## Work instructions
Copy out all lines carrying the word "повысить".

## Supplied entries

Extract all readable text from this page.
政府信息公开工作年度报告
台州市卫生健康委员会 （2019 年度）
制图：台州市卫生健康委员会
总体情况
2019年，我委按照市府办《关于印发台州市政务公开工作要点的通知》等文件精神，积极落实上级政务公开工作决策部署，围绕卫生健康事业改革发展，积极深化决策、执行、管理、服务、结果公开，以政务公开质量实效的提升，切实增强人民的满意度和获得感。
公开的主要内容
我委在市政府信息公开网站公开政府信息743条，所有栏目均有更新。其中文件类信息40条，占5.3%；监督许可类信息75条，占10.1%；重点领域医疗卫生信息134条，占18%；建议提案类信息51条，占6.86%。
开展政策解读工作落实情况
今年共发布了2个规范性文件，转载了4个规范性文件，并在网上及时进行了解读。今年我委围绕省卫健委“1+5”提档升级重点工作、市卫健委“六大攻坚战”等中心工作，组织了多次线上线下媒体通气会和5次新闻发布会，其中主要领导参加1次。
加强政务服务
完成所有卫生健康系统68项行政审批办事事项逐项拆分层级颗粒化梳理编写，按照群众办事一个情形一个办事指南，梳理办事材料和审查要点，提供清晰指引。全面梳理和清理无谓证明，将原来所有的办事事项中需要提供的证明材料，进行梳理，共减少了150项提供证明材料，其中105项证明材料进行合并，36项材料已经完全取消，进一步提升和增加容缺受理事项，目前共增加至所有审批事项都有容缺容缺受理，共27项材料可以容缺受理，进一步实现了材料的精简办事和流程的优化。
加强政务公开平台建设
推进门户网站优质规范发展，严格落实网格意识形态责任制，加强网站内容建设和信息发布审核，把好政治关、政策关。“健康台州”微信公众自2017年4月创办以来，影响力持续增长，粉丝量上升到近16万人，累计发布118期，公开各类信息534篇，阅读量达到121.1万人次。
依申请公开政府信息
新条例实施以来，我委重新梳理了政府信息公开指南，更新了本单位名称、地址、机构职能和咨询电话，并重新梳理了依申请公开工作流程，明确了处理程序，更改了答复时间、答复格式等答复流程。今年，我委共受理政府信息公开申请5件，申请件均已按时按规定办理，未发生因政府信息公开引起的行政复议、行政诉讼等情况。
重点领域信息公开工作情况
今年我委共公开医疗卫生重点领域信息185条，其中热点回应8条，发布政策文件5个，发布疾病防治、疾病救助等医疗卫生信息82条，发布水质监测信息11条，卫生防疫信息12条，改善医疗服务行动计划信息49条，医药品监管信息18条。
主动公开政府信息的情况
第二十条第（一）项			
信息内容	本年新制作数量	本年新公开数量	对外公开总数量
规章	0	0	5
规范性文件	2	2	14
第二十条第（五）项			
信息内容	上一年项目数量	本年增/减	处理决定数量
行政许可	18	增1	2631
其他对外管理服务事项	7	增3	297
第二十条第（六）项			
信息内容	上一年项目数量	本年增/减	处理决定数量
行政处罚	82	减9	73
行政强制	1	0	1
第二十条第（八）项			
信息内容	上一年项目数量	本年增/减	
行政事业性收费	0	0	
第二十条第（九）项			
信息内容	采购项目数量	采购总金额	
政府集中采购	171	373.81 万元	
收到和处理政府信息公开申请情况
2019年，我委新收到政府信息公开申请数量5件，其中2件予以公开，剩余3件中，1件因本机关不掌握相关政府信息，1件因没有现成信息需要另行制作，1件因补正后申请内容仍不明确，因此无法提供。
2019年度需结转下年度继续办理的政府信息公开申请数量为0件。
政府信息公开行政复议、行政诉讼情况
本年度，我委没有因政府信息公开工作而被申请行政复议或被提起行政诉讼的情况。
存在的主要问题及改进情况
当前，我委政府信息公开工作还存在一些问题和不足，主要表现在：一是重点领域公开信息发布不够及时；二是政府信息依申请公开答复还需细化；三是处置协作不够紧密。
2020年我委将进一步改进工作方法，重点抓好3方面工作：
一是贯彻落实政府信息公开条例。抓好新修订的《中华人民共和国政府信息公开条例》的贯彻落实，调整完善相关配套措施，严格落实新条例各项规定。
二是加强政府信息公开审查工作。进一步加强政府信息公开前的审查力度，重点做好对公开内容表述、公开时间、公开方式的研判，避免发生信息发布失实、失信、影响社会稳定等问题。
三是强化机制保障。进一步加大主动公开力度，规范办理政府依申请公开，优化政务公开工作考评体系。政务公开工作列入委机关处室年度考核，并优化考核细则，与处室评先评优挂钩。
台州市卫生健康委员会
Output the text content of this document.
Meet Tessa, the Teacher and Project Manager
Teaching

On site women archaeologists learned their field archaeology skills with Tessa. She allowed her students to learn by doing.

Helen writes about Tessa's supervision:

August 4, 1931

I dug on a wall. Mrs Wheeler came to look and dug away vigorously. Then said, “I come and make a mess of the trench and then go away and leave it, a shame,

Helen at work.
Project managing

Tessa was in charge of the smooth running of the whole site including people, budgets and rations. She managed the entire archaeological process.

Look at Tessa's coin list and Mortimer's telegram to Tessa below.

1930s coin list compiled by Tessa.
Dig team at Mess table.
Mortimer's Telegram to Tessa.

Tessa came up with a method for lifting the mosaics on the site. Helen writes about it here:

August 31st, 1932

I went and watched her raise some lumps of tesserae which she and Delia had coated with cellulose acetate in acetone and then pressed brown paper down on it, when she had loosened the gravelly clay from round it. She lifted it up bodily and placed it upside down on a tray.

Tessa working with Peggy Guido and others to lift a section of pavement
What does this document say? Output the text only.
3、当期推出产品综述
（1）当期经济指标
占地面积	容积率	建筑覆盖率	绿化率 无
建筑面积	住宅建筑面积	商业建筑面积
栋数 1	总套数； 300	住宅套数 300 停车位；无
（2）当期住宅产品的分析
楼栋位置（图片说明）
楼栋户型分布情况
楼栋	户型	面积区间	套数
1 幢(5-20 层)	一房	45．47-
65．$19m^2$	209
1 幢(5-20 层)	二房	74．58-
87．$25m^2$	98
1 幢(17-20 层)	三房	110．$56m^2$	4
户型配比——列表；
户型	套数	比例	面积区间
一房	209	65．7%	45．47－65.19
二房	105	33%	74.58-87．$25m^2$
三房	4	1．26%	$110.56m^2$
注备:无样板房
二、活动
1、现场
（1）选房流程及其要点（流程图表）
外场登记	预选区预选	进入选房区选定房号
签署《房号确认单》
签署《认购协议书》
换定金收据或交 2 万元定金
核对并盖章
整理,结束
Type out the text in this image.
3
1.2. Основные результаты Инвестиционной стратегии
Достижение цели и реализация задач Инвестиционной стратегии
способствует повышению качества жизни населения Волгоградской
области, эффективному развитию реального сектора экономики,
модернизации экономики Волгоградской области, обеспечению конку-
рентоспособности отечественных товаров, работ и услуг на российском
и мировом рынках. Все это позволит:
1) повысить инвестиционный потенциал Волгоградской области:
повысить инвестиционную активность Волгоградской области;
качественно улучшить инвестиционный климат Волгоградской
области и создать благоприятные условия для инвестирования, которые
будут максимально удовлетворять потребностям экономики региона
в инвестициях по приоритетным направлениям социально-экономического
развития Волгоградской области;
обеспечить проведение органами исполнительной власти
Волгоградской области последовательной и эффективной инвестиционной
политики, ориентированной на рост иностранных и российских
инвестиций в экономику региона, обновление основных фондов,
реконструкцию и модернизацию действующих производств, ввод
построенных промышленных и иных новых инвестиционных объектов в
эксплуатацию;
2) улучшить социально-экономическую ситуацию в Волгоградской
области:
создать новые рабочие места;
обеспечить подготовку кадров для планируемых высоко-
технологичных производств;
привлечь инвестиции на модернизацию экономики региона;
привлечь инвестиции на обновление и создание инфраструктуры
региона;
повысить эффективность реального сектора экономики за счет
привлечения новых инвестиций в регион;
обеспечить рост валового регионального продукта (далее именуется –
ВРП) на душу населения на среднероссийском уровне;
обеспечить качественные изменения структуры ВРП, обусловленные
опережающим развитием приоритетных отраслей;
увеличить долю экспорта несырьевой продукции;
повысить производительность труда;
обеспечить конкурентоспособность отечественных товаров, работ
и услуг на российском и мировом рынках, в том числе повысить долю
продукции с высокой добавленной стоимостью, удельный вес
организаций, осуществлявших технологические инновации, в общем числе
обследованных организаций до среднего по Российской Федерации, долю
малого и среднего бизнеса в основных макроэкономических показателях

## Exercise solution
1) повысить инвестиционный потенциал Волгоградской области:
повысить инвестиционную активность Волгоградской области;
повысить эффективность реального сектора экономики за счет
повысить производительность труда;
и услуг на российском и мировом рынках, в том числе повысить долю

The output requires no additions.